» **Given instruction**: Which lines hold the string "Tendencia"? Copy every one of them.

» **Material for the task**:

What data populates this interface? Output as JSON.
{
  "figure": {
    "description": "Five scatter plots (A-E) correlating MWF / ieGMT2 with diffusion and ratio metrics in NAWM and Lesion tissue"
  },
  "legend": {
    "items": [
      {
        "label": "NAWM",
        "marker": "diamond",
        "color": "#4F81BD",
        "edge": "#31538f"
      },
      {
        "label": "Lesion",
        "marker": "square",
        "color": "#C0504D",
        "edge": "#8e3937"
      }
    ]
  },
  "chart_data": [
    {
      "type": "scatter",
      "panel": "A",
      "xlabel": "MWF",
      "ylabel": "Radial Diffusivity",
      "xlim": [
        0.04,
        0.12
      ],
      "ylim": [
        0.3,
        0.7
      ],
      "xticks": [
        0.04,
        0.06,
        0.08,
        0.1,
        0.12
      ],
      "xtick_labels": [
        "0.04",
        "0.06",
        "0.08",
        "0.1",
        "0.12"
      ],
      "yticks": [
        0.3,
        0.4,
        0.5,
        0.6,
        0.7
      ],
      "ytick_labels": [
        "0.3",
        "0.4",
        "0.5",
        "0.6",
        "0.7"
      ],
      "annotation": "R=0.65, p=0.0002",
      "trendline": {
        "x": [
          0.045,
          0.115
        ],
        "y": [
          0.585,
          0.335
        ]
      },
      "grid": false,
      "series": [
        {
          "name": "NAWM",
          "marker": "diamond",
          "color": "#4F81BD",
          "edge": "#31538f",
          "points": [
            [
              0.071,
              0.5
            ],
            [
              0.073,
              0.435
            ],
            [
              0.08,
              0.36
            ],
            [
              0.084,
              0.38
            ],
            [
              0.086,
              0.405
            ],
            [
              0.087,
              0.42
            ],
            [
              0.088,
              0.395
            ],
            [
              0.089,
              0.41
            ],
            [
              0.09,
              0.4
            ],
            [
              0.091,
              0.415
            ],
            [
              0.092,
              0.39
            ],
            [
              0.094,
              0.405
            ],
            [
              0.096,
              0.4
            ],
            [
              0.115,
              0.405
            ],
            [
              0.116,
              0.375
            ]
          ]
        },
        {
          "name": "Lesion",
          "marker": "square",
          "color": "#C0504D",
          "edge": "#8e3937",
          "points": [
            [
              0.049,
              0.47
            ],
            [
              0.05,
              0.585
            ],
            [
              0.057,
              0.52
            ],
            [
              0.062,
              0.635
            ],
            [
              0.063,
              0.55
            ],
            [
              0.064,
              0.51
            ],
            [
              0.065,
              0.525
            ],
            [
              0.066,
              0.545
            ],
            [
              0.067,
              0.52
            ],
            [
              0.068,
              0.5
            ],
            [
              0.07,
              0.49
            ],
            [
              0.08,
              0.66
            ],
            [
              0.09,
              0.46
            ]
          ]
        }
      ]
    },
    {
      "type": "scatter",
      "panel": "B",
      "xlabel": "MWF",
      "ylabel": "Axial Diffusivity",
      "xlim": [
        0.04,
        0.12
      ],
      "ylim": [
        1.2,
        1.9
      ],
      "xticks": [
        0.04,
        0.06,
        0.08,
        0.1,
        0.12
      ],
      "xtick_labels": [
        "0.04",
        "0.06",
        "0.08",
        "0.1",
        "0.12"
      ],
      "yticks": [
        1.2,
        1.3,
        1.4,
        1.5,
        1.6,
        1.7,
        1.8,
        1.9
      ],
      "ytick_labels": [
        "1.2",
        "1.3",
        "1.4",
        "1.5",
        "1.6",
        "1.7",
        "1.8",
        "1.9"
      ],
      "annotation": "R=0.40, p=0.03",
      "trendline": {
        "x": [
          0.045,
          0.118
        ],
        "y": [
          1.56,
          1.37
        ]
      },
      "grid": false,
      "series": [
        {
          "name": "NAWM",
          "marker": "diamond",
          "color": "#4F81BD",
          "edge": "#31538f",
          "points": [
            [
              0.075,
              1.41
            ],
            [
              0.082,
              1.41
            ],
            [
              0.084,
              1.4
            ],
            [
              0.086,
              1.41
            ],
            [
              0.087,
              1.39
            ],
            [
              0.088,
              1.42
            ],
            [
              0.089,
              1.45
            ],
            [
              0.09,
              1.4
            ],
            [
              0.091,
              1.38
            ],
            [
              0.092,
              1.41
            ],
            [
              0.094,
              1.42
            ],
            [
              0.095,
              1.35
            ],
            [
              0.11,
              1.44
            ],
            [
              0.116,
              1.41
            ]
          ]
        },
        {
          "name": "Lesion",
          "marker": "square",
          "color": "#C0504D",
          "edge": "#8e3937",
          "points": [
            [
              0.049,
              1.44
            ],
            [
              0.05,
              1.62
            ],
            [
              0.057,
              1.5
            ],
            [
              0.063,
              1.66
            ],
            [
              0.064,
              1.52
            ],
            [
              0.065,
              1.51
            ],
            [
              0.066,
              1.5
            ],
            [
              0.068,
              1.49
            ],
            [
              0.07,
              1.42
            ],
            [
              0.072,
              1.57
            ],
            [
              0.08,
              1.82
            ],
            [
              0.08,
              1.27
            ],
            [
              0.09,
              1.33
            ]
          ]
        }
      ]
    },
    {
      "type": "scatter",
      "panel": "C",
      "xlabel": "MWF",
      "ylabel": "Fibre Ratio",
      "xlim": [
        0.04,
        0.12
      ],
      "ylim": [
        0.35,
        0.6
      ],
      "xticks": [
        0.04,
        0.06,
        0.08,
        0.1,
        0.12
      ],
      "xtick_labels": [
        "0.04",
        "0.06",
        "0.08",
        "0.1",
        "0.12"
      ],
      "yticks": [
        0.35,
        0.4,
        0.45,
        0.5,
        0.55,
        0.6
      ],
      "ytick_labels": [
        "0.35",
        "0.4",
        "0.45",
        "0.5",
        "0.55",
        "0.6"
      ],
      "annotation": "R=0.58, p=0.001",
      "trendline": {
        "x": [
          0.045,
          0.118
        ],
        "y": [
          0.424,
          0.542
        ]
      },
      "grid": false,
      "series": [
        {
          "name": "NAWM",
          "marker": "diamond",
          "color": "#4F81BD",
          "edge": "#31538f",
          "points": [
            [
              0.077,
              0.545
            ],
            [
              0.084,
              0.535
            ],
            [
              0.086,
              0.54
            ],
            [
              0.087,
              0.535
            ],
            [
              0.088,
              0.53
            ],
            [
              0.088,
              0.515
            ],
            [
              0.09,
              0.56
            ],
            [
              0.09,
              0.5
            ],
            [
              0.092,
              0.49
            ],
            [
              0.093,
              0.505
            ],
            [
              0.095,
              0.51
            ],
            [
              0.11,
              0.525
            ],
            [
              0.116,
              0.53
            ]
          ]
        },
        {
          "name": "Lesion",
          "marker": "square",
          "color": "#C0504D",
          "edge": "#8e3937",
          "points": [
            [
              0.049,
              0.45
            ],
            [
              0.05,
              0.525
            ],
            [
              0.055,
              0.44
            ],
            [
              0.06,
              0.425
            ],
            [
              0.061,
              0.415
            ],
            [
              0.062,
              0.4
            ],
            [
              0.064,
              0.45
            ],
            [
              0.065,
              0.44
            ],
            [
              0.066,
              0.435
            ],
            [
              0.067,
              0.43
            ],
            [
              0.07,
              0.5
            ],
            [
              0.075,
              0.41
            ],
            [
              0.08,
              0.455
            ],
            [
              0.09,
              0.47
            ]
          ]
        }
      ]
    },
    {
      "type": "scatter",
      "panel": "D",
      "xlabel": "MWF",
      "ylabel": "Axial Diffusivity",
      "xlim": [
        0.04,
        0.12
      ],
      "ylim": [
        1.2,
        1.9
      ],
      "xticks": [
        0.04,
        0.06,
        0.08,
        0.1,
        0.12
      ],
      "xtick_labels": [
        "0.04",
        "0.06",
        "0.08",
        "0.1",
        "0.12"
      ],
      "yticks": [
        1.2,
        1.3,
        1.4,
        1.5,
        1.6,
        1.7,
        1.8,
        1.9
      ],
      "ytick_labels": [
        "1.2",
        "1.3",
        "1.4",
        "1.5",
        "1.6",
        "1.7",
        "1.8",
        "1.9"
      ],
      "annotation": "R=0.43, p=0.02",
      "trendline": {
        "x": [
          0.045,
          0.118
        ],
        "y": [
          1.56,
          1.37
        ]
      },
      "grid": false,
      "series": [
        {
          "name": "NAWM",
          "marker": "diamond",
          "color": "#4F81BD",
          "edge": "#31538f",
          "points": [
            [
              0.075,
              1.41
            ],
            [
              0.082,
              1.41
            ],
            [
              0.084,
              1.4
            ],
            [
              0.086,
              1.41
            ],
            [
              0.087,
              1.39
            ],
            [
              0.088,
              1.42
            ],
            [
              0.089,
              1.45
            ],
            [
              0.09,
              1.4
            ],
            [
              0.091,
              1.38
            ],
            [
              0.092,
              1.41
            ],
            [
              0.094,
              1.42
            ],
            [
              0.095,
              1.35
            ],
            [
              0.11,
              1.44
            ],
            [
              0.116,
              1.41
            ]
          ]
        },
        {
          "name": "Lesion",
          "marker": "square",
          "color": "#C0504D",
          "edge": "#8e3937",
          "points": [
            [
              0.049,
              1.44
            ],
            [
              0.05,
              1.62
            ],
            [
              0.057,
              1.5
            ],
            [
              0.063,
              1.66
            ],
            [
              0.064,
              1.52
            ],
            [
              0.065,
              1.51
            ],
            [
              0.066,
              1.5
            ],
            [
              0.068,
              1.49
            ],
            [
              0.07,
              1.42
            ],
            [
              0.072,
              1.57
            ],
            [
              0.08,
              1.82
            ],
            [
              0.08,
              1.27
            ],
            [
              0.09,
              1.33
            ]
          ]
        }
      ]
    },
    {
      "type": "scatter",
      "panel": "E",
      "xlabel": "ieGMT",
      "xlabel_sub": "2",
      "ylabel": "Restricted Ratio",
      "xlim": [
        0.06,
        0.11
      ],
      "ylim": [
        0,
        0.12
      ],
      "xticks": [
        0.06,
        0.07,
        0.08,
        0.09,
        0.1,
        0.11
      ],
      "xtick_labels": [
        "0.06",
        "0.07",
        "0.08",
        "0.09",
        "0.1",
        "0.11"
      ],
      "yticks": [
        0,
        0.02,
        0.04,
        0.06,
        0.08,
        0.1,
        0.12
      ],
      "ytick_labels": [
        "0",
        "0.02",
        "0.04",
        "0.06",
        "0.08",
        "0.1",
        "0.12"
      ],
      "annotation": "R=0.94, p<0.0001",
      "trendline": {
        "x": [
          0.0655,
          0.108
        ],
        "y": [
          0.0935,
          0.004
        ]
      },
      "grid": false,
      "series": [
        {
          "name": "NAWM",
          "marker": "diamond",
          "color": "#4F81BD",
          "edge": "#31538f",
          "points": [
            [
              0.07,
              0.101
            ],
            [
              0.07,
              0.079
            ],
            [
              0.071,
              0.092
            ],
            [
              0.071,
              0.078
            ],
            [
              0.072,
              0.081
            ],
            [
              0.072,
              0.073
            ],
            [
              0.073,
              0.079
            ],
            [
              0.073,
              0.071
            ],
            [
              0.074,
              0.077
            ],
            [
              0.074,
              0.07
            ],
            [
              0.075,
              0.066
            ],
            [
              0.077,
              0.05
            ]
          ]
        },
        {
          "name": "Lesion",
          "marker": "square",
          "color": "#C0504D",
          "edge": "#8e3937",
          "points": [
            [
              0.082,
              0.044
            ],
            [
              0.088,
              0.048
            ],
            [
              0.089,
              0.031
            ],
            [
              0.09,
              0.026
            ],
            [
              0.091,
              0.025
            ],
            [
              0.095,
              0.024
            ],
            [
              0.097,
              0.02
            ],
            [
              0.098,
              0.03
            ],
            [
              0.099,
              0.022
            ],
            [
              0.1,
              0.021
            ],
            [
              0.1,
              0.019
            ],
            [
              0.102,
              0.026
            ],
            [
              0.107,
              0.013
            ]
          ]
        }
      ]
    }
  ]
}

==

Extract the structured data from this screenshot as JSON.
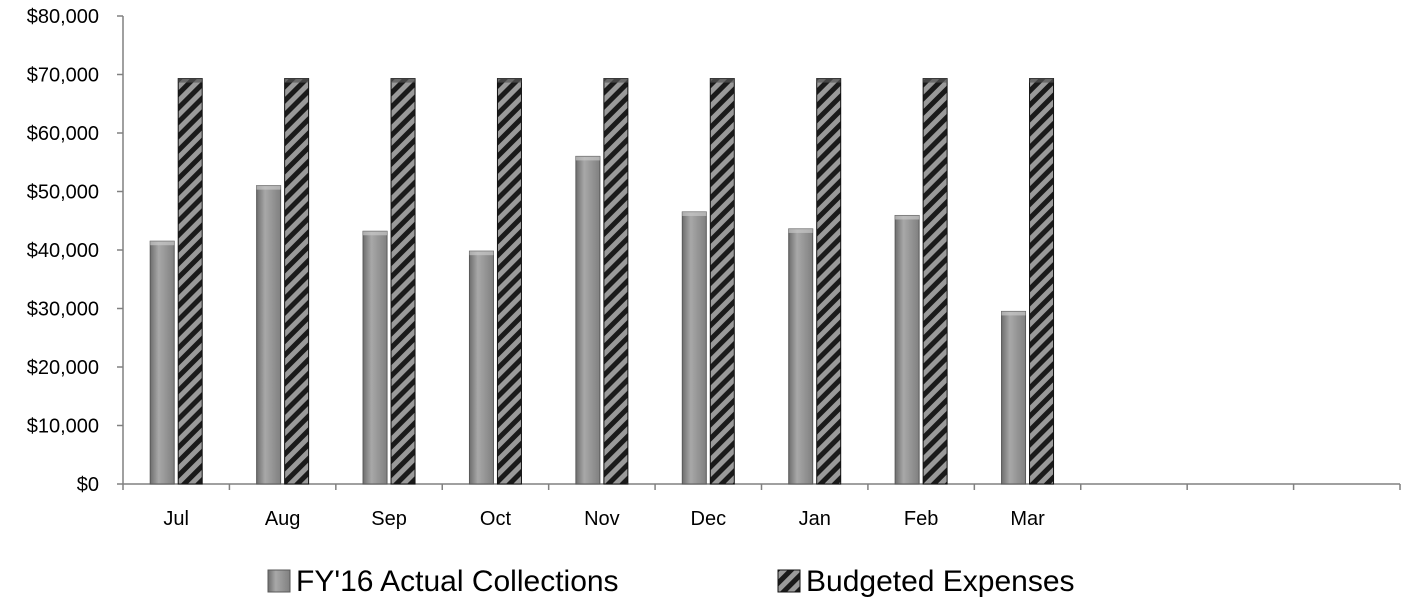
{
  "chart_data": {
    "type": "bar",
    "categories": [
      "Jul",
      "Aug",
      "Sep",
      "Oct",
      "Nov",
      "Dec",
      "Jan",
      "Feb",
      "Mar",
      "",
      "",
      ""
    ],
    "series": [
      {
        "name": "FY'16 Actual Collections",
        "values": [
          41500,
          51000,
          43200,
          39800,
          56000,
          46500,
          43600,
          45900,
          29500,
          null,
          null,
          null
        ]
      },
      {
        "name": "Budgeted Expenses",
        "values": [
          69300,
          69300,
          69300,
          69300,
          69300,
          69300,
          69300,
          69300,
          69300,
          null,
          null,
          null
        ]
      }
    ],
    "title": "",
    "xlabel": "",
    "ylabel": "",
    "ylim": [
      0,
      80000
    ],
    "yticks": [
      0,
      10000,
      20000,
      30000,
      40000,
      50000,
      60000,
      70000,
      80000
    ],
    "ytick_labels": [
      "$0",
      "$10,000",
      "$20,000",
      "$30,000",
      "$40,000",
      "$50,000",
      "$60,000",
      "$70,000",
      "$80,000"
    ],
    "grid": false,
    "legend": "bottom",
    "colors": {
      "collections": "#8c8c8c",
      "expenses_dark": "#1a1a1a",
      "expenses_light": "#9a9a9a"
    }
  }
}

--

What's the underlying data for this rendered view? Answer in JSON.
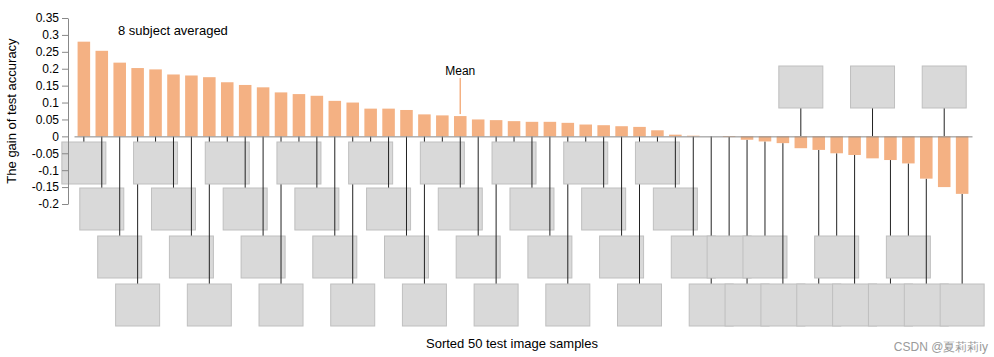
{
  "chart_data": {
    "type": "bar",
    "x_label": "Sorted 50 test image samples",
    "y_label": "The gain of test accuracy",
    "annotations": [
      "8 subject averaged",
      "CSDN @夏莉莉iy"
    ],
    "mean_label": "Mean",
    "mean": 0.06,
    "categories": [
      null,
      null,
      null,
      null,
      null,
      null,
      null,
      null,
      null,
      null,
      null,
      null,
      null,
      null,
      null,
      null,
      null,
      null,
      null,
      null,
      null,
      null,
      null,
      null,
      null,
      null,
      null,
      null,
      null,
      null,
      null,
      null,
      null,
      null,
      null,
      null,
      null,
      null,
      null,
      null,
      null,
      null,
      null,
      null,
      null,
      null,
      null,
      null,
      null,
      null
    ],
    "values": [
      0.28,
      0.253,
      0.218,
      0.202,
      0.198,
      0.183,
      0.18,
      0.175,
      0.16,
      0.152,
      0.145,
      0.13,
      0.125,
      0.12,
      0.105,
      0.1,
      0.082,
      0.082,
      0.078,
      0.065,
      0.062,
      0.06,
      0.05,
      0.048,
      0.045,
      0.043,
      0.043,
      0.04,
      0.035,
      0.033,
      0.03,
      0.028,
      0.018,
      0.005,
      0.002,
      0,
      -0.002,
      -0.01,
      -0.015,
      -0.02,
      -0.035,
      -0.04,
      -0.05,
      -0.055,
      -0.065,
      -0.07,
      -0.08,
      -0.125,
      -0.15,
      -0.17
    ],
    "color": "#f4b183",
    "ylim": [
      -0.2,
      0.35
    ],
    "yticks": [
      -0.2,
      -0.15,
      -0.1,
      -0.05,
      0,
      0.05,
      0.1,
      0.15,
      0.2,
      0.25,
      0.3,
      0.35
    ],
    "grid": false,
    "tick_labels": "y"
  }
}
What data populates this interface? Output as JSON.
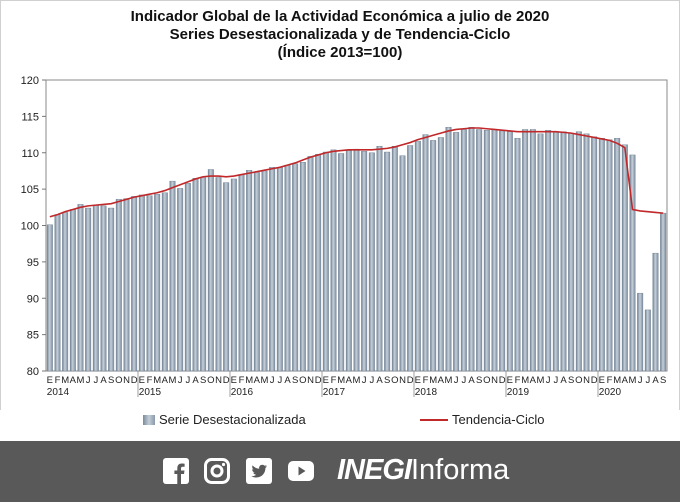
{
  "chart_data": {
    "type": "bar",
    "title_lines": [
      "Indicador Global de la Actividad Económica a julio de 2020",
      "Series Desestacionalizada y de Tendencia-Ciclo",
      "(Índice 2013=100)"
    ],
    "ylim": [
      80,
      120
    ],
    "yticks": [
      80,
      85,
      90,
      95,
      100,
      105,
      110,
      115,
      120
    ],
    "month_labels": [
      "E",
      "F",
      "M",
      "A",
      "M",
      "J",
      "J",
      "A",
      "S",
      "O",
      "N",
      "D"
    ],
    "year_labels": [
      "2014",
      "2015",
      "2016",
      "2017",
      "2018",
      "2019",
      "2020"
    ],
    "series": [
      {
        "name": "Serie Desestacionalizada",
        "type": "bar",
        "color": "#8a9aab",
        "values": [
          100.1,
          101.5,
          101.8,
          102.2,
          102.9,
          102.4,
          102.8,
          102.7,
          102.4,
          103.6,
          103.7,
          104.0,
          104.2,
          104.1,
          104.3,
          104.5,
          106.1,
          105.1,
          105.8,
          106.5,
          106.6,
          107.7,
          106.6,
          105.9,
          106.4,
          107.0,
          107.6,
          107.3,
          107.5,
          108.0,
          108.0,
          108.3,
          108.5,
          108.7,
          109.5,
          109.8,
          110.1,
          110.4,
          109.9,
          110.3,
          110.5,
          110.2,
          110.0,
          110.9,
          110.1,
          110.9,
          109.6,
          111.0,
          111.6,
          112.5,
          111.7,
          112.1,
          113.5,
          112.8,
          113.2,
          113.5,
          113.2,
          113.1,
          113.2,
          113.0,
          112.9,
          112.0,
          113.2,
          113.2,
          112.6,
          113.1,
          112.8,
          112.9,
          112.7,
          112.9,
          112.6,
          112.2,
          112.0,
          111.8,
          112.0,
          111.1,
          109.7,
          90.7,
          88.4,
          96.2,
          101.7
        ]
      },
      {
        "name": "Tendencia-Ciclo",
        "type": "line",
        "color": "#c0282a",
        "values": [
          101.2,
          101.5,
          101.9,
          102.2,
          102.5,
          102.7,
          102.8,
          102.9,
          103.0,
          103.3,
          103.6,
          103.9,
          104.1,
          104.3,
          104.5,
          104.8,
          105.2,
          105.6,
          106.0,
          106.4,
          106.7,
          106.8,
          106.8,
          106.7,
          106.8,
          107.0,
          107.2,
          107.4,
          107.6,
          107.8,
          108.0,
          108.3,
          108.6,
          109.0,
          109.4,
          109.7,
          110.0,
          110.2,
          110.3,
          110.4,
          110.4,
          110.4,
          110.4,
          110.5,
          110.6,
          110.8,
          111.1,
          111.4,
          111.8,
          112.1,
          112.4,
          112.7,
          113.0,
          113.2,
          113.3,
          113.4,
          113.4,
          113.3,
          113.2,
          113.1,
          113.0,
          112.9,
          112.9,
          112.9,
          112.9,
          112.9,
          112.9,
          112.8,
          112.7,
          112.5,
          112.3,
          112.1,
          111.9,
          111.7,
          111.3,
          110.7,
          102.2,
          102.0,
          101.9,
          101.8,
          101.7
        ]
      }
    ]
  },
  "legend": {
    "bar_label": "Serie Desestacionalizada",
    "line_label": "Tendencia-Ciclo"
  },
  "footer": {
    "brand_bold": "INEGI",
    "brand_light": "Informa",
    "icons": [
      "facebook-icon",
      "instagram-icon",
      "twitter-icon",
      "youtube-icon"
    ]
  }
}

» **Solved problem**:
      "Series Desestacionalizada y de Tendencia-Ciclo",
        "name": "Tendencia-Ciclo",
    "line_label": "Tendencia-Ciclo"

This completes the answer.